[INFORMATION PROVIDED]
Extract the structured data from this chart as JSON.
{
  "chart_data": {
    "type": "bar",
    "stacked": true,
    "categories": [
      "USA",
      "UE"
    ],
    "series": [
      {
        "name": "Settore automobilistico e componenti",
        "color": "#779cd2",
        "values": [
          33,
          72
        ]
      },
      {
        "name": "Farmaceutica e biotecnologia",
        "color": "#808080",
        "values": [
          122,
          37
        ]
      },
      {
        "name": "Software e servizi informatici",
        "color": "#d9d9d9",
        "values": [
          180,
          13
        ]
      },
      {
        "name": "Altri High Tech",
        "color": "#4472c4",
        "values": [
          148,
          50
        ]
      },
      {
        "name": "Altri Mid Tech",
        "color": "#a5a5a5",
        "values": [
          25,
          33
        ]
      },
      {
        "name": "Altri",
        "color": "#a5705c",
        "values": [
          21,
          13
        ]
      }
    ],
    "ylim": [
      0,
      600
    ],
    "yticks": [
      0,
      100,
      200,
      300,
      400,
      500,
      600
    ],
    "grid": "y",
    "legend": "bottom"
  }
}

--

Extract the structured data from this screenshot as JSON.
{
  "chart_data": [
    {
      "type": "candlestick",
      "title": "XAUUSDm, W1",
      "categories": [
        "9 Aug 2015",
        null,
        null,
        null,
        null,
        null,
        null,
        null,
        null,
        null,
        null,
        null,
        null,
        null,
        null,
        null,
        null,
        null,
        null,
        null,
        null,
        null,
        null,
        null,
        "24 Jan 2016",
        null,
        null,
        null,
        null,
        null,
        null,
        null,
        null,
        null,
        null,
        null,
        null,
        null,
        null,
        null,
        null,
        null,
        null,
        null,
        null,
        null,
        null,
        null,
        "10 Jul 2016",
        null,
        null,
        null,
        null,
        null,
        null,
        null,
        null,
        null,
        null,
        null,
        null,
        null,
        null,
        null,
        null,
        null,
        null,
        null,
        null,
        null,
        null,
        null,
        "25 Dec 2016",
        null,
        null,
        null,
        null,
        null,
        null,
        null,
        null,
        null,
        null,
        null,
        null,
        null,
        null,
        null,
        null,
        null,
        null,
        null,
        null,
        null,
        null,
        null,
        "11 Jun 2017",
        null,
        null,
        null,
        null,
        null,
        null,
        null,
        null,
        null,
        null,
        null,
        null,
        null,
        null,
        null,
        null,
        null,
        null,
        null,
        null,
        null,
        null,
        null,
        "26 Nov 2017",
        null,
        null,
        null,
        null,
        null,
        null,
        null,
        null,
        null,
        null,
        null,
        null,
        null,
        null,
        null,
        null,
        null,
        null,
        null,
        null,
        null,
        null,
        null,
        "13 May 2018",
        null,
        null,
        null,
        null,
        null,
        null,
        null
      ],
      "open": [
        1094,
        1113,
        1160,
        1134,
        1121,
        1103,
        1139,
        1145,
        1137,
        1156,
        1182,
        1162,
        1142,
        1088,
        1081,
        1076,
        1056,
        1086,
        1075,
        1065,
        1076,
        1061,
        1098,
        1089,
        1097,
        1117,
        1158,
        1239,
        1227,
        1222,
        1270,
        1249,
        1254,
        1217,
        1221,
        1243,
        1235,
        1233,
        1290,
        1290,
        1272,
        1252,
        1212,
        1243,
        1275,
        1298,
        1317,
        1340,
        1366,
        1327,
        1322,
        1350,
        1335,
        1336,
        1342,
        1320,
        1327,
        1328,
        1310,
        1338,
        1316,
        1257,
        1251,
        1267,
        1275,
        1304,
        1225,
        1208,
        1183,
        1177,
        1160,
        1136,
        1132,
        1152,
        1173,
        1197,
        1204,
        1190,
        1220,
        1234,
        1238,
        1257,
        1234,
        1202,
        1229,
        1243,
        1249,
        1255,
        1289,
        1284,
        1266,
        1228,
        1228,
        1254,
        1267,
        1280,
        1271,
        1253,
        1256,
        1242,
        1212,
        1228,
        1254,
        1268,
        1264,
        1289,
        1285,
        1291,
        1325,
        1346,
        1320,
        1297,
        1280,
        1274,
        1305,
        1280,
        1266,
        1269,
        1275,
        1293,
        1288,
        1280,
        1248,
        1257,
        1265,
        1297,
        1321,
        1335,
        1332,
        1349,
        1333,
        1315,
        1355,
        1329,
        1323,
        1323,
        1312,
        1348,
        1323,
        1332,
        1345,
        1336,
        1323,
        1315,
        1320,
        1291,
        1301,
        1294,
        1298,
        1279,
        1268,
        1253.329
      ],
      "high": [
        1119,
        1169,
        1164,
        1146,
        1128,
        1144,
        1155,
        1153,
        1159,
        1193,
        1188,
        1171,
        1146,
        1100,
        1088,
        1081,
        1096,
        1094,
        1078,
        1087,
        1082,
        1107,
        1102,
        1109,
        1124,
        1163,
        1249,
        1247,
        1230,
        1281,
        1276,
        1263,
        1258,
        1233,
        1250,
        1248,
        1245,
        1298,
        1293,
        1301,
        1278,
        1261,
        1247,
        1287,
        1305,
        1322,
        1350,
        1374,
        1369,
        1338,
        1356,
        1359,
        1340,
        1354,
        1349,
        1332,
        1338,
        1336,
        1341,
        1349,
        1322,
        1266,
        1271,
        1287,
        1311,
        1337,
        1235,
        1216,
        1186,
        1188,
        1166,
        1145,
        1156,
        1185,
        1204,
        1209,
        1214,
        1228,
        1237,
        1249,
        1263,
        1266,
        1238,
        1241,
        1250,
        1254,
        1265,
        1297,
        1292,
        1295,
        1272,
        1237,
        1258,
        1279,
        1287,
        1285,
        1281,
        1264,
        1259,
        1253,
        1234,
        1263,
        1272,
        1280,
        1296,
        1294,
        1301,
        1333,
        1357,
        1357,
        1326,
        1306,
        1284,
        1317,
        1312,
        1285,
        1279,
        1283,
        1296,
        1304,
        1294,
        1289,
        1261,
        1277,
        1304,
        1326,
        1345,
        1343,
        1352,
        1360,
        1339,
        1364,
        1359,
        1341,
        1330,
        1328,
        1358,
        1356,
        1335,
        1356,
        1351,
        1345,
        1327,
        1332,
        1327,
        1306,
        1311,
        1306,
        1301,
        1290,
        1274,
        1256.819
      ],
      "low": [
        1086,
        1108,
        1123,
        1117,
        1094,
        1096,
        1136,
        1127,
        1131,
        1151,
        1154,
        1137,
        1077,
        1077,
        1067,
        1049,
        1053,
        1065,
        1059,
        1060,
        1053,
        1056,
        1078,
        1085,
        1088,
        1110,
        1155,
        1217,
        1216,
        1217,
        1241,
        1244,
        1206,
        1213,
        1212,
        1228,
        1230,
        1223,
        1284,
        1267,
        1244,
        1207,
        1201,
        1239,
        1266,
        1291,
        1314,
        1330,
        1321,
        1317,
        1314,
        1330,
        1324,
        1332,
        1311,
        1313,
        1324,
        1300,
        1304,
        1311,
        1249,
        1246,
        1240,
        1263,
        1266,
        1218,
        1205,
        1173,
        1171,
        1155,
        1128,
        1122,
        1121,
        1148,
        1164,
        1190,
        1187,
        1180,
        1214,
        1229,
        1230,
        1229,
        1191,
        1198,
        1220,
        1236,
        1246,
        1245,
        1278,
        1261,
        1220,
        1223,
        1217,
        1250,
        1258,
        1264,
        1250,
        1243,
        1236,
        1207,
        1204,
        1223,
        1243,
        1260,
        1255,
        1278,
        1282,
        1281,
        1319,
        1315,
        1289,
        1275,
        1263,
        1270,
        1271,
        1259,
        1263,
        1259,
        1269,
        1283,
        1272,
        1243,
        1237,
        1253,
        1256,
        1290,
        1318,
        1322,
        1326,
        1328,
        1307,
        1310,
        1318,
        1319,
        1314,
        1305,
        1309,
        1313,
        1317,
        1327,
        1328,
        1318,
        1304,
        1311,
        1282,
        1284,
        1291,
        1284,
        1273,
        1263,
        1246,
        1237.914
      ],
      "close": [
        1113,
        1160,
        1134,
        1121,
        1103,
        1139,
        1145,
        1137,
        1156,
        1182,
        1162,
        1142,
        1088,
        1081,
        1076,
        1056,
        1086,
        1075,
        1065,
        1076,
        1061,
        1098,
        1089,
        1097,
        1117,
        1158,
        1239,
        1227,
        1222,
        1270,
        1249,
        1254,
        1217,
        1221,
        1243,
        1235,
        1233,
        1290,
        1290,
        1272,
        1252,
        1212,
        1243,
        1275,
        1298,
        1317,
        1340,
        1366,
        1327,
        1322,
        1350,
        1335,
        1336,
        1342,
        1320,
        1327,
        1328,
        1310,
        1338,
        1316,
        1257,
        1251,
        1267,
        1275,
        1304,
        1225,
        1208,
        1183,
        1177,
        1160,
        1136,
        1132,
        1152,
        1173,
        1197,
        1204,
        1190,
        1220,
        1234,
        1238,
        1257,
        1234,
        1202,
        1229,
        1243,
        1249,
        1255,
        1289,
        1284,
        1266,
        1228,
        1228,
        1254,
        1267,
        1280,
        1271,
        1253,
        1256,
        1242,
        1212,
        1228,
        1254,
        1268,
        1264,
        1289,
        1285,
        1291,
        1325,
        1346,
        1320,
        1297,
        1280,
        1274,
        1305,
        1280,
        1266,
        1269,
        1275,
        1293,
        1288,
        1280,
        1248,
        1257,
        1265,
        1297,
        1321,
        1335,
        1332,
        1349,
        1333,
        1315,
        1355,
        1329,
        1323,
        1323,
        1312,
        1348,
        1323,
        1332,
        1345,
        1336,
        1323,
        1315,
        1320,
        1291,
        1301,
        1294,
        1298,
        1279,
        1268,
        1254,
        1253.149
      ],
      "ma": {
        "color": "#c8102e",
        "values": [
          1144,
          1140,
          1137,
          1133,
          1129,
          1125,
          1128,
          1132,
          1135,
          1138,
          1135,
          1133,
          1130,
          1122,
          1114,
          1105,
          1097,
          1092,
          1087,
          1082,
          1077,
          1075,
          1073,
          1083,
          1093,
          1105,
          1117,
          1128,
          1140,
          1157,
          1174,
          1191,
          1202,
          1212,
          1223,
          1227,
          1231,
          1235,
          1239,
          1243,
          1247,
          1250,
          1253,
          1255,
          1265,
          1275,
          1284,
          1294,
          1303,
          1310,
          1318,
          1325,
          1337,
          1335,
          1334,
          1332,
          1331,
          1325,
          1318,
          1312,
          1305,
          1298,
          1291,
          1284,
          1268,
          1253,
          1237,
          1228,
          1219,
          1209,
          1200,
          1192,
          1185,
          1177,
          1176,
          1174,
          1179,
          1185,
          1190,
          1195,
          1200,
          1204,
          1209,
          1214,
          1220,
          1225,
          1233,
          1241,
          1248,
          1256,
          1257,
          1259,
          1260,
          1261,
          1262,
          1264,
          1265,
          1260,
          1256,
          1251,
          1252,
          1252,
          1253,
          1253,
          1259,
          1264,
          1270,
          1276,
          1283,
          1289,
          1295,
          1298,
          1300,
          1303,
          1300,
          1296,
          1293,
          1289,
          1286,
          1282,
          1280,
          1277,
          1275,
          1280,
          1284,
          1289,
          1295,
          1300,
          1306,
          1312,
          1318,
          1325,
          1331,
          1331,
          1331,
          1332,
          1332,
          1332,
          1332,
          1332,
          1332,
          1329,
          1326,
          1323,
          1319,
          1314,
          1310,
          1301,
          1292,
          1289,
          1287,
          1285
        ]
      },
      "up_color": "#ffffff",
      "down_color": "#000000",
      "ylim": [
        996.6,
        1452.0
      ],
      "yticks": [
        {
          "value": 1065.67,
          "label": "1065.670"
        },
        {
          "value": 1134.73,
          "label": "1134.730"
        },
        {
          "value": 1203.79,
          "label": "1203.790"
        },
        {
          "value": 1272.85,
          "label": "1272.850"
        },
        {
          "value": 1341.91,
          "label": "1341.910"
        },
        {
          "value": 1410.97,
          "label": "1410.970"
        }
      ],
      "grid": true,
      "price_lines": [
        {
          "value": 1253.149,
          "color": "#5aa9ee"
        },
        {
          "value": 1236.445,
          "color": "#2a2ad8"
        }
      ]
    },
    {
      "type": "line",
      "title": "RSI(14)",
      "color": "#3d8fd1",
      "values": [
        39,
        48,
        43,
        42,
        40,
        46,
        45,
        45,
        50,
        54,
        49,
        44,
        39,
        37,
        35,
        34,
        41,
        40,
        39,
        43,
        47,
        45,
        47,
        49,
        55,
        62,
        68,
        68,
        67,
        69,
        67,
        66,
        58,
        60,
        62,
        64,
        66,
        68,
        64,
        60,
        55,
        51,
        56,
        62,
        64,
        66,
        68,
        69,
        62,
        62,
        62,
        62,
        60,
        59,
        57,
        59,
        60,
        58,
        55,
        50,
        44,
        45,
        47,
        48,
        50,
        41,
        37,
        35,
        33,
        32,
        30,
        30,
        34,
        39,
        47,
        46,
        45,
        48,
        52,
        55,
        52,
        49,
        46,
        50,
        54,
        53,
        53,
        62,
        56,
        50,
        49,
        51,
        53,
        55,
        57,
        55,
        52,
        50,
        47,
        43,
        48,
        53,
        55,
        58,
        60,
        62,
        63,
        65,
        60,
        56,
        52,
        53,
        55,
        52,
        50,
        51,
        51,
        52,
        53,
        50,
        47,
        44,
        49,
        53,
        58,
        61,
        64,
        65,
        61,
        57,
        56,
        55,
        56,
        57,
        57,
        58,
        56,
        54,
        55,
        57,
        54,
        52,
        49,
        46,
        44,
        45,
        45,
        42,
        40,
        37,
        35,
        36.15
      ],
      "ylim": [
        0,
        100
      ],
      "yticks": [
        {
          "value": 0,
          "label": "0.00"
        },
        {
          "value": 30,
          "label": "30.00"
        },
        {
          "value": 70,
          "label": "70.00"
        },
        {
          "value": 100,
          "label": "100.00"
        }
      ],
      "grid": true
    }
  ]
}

[WRITTEN EXERCISE] Scan the records above for the string "structured", then report every line that contains it.

[OUTPUT FOR THIS EXERCISE]
Extract the structured data from this chart as JSON.
Extract the structured data from this screenshot as JSON.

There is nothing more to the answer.